======== Records to use

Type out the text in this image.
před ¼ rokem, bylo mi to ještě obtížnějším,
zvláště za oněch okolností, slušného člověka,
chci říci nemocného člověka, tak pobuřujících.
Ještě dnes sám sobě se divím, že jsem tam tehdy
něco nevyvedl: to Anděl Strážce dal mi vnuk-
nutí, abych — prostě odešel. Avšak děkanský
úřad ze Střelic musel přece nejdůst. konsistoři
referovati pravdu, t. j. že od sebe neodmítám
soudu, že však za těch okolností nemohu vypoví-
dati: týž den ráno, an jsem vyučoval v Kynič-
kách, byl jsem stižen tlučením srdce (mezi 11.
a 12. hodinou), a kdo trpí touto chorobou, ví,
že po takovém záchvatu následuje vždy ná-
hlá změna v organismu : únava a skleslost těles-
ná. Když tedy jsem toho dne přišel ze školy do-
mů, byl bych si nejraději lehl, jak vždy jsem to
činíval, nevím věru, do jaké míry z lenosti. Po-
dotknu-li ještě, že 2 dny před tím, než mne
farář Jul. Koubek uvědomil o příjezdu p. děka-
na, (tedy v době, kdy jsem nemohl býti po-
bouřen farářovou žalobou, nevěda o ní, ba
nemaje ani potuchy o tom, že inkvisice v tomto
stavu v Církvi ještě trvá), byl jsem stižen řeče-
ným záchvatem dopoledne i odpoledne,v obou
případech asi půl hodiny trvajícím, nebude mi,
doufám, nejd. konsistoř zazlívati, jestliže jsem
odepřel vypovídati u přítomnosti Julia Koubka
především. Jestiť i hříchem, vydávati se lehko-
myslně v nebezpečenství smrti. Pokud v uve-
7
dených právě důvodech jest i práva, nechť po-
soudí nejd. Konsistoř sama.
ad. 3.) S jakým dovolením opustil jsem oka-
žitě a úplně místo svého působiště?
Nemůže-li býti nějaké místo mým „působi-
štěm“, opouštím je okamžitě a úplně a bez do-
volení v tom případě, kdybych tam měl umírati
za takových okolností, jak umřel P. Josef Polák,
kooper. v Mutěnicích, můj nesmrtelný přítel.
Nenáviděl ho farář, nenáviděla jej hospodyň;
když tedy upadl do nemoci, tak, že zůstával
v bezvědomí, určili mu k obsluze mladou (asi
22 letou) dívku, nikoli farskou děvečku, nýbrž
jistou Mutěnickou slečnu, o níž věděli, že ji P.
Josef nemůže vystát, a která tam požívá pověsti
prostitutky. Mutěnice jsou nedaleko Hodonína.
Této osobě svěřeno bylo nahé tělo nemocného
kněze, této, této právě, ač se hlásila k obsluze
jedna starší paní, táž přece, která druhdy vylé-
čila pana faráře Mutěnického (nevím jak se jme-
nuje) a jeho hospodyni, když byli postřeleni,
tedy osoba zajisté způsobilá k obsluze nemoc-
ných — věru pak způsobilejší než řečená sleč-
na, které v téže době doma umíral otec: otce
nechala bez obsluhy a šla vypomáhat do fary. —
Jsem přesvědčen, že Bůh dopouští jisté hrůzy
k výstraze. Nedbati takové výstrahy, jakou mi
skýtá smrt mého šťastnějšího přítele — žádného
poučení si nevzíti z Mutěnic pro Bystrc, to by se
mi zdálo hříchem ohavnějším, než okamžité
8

================

Give the listing above again, word for word.

_Exercise result_
Type out the text in this image.
před ¼ rokem, bylo mi to ještě obtížnějším,
zvláště za oněch okolností, slušného člověka,
chci říci nemocného člověka, tak pobuřujících.
Ještě dnes sám sobě se divím, že jsem tam tehdy
něco nevyvedl: to Anděl Strážce dal mi vnuk-
nutí, abych — prostě odešel. Avšak děkanský
úřad ze Střelic musel přece nejdůst. konsistoři
referovati pravdu, t. j. že od sebe neodmítám
soudu, že však za těch okolností nemohu vypoví-
dati: týž den ráno, an jsem vyučoval v Kynič-
kách, byl jsem stižen tlučením srdce (mezi 11.
a 12. hodinou), a kdo trpí touto chorobou, ví,
že po takovém záchvatu následuje vždy ná-
hlá změna v organismu : únava a skleslost těles-
ná. Když tedy jsem toho dne přišel ze školy do-
mů, byl bych si nejraději lehl, jak vždy jsem to
činíval, nevím věru, do jaké míry z lenosti. Po-
dotknu-li ještě, že 2 dny před tím, než mne
farář Jul. Koubek uvědomil o příjezdu p. děka-
na, (tedy v době, kdy jsem nemohl býti po-
bouřen farářovou žalobou, nevěda o ní, ba
nemaje ani potuchy o tom, že inkvisice v tomto
stavu v Církvi ještě trvá), byl jsem stižen řeče-
ným záchvatem dopoledne i odpoledne,v obou
případech asi půl hodiny trvajícím, nebude mi,
doufám, nejd. konsistoř zazlívati, jestliže jsem
odepřel vypovídati u přítomnosti Julia Koubka
především. Jestiť i hříchem, vydávati se lehko-
myslně v nebezpečenství smrti. Pokud v uve-
7
dených právě důvodech jest i práva, nechť po-
soudí nejd. Konsistoř sama.
ad. 3.) S jakým dovolením opustil jsem oka-
žitě a úplně místo svého působiště?
Nemůže-li býti nějaké místo mým „působi-
štěm“, opouštím je okamžitě a úplně a bez do-
volení v tom případě, kdybych tam měl umírati
za takových okolností, jak umřel P. Josef Polák,
kooper. v Mutěnicích, můj nesmrtelný přítel.
Nenáviděl ho farář, nenáviděla jej hospodyň;
když tedy upadl do nemoci, tak, že zůstával
v bezvědomí, určili mu k obsluze mladou (asi
22 letou) dívku, nikoli farskou děvečku, nýbrž
jistou Mutěnickou slečnu, o níž věděli, že ji P.
Josef nemůže vystát, a která tam požívá pověsti
prostitutky. Mutěnice jsou nedaleko Hodonína.
Této osobě svěřeno bylo nahé tělo nemocného
kněze, této, této právě, ač se hlásila k obsluze
jedna starší paní, táž přece, která druhdy vylé-
čila pana faráře Mutěnického (nevím jak se jme-
nuje) a jeho hospodyni, když byli postřeleni,
tedy osoba zajisté způsobilá k obsluze nemoc-
ných — věru pak způsobilejší než řečená sleč-
na, které v téže době doma umíral otec: otce
nechala bez obsluhy a šla vypomáhat do fary. —
Jsem přesvědčen, že Bůh dopouští jisté hrůzy
k výstraze. Nedbati takové výstrahy, jakou mi
skýtá smrt mého šťastnějšího přítele — žádného
poučení si nevzíti z Mutěnic pro Bystrc, to by se
mi zdálo hříchem ohavnějším, než okamžité
8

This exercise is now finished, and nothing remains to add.